■ ENTRIES PROVIDED ■
********

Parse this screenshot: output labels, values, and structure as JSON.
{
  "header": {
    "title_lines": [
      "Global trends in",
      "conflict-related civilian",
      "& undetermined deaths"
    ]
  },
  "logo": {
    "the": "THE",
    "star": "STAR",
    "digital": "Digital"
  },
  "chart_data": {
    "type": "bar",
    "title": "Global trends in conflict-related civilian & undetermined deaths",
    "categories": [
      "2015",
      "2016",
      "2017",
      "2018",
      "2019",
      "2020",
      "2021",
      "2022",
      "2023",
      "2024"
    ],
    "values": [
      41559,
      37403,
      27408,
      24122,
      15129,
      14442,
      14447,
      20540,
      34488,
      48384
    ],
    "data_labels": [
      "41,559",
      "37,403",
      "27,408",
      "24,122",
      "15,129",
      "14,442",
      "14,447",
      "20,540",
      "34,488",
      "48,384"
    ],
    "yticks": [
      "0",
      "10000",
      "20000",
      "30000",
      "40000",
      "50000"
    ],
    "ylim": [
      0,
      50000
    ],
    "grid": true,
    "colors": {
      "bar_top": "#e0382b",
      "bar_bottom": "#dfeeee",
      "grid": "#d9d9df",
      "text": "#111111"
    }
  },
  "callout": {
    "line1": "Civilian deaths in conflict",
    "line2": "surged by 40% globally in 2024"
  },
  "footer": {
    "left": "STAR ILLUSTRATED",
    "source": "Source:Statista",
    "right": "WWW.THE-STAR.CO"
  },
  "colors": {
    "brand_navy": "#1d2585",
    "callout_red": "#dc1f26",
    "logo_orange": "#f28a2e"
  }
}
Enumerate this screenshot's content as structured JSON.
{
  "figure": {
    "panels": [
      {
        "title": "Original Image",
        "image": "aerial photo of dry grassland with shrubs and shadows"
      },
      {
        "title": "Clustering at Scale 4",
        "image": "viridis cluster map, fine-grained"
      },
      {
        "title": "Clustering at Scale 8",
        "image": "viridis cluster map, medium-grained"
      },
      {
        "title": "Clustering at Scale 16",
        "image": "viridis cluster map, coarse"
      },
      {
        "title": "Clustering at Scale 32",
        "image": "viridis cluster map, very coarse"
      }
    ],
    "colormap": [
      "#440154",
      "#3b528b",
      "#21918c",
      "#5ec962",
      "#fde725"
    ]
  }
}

********

■ SET EXERCISE ■
Report how many lines include the word "related". Give nothing but the number.

■ WRITTEN RESPONSE ■
2